start Supplied material

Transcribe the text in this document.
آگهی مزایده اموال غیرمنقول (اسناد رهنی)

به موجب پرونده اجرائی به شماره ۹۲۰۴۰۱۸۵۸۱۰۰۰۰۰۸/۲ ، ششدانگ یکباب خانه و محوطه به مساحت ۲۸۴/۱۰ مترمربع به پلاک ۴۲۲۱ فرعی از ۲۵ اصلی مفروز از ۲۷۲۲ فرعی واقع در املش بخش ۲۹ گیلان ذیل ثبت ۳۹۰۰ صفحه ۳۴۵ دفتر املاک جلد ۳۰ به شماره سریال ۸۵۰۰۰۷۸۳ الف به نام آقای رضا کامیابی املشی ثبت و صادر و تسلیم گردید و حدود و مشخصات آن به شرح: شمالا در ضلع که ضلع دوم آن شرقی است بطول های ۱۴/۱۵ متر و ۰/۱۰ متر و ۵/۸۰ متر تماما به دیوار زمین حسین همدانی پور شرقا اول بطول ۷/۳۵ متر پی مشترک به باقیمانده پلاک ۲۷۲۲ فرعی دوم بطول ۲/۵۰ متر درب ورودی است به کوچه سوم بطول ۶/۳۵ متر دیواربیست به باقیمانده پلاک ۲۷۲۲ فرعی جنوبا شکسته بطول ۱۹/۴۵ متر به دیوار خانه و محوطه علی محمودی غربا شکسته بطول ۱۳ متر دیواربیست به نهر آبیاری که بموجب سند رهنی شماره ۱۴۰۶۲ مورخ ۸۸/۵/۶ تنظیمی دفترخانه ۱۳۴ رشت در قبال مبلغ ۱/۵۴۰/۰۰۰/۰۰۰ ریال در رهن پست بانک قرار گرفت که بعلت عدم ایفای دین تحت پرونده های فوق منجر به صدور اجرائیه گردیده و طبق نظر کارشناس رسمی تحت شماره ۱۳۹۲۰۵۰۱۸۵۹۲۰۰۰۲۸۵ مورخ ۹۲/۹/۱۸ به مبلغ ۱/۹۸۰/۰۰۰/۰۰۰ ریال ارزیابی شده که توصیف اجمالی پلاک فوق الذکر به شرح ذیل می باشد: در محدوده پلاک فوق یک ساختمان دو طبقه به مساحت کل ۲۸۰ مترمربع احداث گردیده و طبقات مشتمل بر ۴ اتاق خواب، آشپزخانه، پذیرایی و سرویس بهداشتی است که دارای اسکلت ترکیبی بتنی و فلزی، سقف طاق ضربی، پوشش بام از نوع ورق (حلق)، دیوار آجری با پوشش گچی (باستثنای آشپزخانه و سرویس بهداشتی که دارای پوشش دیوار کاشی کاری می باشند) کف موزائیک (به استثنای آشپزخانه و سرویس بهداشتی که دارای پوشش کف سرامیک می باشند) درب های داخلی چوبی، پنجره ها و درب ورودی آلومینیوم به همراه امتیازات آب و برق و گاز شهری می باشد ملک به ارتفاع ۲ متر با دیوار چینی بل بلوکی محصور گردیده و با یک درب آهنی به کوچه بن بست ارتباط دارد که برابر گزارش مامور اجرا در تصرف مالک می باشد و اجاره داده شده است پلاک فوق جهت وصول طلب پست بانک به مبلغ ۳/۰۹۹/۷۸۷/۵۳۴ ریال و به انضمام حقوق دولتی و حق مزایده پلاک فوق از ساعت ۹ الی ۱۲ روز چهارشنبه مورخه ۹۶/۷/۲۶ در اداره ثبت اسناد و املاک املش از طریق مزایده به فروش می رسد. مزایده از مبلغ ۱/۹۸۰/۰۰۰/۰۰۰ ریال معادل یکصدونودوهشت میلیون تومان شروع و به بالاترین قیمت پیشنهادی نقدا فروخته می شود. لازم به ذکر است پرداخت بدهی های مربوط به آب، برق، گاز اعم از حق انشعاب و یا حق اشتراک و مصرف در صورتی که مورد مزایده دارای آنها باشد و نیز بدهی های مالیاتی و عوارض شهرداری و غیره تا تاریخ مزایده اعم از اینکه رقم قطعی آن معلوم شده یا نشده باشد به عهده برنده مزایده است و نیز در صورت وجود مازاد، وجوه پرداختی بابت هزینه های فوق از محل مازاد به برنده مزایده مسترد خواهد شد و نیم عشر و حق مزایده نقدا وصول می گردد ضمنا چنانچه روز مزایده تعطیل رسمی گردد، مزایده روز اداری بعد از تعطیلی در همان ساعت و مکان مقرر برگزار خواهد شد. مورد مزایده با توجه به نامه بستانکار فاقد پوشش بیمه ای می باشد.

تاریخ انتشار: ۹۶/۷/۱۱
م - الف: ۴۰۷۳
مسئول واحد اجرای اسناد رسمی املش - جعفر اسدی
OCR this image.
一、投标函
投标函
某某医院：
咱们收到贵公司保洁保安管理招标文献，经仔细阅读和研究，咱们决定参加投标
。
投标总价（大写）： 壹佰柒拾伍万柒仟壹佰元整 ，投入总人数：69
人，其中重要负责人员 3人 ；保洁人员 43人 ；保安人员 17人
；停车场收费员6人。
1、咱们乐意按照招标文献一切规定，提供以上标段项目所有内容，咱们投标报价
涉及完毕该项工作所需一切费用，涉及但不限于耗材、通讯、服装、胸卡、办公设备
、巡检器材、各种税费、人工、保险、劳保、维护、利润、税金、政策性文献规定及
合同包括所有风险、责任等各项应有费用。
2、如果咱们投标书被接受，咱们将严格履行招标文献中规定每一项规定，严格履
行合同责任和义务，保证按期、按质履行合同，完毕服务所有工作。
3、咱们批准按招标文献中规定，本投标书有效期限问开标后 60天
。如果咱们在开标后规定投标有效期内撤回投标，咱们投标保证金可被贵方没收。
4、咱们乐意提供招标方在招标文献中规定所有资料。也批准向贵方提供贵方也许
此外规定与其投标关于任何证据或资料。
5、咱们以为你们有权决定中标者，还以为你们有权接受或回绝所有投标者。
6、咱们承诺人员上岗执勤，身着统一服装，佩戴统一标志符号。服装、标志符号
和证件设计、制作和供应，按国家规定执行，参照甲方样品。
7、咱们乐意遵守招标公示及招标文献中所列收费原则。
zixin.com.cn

end Supplied material
start Supplied material

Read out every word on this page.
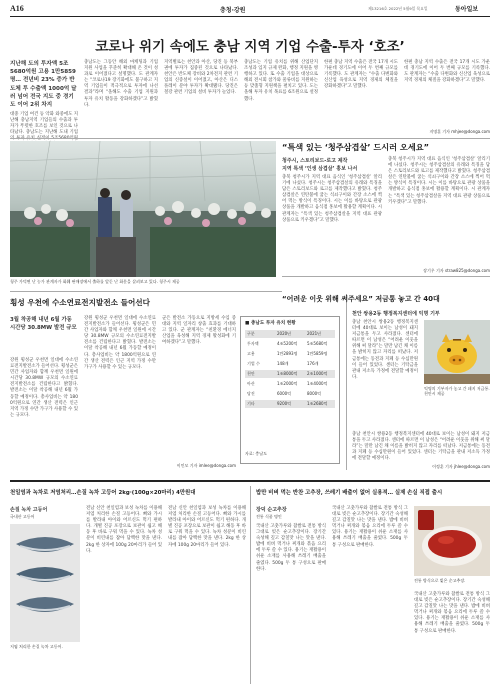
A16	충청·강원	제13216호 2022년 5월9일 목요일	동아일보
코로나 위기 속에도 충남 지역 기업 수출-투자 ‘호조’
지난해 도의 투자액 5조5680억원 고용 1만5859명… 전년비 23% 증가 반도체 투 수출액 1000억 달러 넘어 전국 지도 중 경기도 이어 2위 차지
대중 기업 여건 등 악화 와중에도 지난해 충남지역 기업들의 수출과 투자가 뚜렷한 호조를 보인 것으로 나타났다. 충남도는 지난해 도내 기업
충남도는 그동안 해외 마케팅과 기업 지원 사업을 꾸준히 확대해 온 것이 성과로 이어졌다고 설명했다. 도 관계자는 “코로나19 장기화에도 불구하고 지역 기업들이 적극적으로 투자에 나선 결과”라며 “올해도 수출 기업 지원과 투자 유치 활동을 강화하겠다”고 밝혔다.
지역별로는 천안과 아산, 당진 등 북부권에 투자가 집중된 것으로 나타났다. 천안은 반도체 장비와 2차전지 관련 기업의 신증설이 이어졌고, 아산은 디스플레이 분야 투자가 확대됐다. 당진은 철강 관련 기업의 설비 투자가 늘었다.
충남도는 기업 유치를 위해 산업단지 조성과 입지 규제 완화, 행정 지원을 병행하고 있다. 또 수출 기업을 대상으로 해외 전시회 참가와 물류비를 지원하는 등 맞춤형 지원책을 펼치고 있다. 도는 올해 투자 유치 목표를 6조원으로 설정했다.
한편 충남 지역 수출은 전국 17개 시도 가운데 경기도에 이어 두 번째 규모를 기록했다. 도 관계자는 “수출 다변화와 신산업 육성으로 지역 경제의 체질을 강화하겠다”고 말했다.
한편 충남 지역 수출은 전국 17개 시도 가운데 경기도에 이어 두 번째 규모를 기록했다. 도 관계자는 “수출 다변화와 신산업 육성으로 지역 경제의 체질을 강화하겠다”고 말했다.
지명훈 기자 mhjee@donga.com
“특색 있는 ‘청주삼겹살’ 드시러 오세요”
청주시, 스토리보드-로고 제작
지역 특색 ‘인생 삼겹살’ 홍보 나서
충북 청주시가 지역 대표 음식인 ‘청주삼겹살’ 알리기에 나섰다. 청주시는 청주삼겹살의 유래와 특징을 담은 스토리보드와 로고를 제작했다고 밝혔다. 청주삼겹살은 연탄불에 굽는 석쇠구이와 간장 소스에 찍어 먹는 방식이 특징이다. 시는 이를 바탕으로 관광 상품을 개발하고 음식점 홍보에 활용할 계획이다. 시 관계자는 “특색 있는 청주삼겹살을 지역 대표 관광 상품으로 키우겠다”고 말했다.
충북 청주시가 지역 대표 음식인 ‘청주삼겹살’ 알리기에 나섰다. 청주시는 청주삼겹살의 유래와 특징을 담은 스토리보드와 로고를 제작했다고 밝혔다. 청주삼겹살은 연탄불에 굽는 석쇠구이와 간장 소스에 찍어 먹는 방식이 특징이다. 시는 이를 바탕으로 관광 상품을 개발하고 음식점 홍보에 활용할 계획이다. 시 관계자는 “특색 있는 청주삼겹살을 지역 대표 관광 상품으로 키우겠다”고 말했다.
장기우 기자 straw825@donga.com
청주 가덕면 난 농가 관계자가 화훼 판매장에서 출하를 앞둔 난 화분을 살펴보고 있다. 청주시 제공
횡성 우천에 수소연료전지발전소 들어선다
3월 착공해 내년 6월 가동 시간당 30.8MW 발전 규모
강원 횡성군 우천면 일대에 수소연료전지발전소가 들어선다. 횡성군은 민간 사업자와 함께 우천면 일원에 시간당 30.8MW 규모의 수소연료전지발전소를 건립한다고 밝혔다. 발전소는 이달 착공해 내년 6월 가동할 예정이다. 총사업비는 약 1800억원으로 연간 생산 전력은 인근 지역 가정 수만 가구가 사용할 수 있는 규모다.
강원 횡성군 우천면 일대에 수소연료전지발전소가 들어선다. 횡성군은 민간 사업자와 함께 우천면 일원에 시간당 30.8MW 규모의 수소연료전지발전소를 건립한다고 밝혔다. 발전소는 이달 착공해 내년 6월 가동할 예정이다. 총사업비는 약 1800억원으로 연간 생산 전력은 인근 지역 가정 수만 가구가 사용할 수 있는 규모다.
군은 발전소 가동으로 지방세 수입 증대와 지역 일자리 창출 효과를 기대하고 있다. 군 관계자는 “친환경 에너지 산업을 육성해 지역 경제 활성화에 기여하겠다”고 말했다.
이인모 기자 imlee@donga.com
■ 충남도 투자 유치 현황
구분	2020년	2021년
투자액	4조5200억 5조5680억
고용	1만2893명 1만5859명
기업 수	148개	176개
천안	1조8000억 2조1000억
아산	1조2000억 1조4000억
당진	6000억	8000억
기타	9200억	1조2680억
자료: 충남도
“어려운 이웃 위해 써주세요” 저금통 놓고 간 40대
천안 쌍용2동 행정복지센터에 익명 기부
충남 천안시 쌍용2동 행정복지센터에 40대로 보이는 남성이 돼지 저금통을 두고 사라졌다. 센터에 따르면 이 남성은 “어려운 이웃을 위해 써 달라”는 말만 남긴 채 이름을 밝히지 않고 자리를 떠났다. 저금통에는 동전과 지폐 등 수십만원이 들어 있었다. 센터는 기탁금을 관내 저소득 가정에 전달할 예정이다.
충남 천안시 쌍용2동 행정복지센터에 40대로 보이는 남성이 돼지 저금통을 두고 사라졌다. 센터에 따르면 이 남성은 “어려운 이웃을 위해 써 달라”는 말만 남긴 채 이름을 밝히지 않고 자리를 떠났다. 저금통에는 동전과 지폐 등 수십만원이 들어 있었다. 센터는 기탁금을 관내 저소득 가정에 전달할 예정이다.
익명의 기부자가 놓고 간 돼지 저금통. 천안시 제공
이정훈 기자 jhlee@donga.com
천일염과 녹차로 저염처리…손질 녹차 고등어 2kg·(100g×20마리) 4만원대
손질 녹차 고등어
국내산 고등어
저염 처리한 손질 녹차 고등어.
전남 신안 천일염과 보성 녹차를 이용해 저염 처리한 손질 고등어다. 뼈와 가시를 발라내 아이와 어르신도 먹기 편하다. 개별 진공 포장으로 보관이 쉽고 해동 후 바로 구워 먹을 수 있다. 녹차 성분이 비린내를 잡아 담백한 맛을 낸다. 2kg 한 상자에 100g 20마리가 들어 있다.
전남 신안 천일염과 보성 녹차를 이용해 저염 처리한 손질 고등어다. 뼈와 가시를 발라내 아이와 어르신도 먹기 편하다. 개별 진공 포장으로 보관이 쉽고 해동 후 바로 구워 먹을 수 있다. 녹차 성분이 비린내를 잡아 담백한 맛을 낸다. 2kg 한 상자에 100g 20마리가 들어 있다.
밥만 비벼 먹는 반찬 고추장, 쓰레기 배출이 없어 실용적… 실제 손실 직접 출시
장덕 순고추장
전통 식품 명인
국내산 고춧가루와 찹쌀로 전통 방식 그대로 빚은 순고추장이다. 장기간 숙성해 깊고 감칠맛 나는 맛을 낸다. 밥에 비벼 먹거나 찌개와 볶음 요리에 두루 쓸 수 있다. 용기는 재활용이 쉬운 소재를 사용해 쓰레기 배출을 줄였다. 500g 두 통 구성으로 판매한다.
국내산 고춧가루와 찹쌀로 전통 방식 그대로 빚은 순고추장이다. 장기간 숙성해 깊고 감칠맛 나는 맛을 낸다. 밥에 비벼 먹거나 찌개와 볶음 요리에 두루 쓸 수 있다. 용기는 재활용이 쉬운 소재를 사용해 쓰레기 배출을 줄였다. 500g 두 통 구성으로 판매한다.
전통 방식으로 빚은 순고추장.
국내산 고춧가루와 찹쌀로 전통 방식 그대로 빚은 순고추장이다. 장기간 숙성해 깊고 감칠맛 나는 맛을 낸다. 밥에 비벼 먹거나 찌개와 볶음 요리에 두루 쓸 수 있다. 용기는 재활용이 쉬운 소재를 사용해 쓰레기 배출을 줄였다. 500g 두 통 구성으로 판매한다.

end Supplied material
start Supplied material

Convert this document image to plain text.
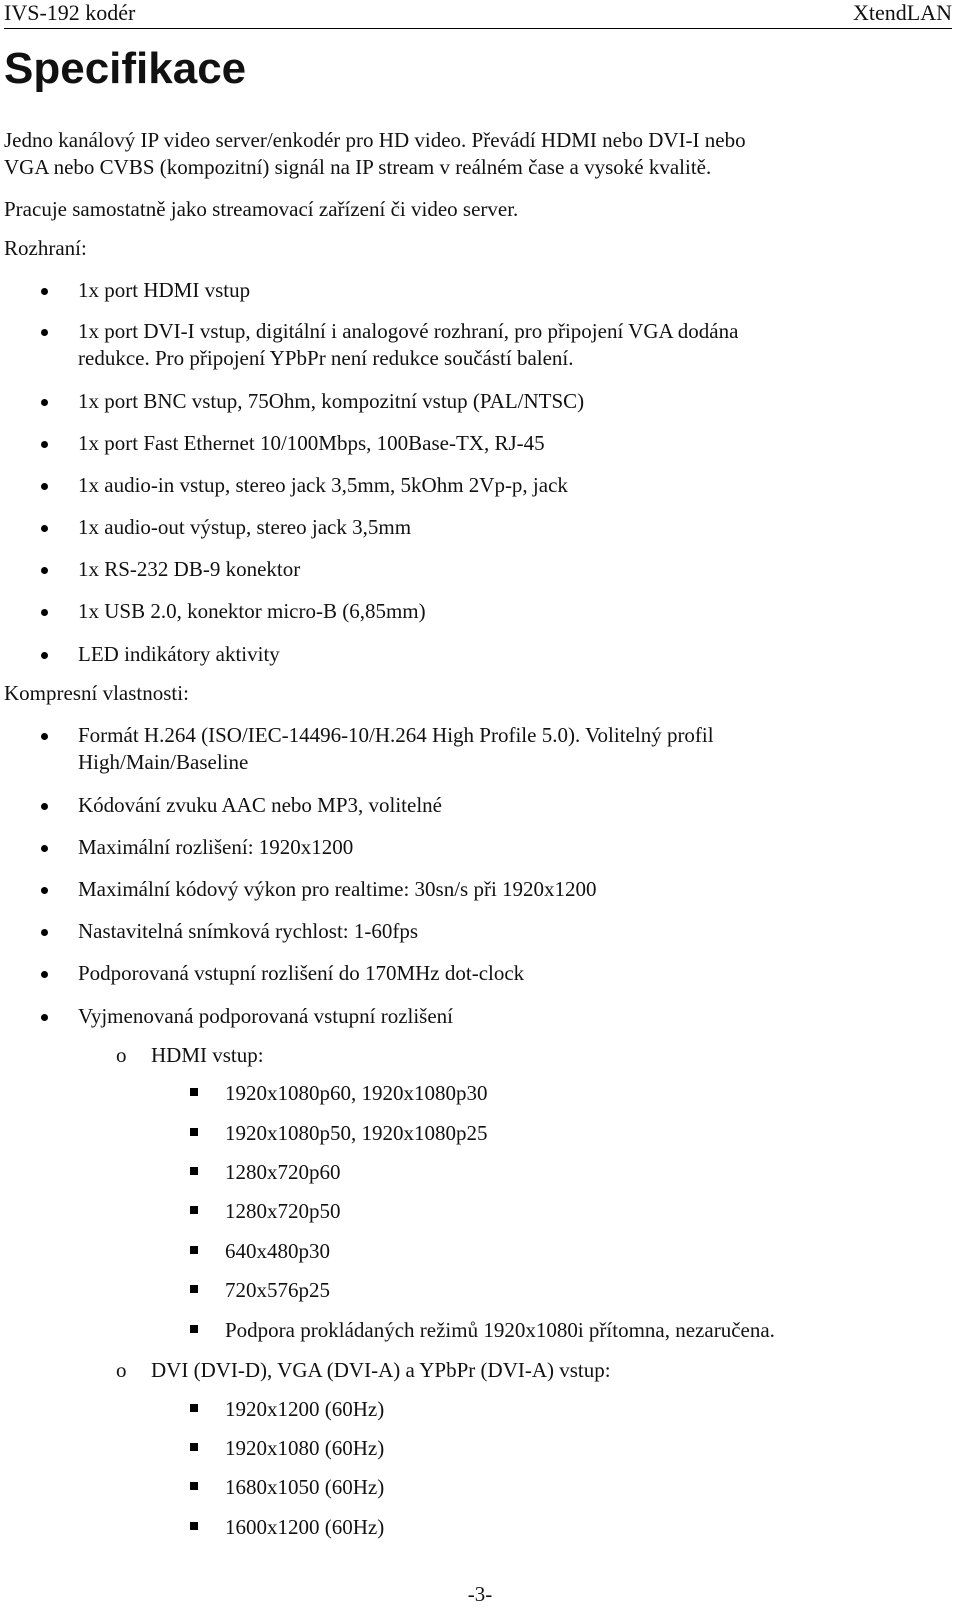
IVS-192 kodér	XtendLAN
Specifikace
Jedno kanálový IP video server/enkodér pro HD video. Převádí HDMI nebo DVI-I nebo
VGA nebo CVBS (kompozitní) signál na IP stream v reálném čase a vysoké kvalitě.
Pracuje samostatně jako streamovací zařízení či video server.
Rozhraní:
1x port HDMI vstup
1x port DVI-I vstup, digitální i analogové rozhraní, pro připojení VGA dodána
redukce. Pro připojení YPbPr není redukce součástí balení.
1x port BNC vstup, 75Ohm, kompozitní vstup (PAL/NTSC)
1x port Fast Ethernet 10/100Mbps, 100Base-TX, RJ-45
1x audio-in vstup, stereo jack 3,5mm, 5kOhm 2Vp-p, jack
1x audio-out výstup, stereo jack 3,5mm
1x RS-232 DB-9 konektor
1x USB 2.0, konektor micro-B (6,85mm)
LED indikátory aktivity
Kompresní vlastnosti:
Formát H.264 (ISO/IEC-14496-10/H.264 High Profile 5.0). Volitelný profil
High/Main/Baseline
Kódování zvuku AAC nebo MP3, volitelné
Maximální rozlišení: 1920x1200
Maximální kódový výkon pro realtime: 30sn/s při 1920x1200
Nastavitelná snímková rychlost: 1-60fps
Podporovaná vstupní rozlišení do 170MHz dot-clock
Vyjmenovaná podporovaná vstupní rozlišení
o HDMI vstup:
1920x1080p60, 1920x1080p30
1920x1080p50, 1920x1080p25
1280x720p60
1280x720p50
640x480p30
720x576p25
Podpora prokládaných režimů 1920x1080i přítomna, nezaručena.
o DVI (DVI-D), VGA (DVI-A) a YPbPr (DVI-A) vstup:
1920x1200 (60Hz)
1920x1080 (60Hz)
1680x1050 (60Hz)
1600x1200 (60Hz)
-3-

end Supplied material

### Aim
Show the lines of the data that hold the word "HDMI".

### Solved exercise
Jedno kanálový IP video server/enkodér pro HD video. Převádí HDMI nebo DVI-I nebo
1x port HDMI vstup
o HDMI vstup:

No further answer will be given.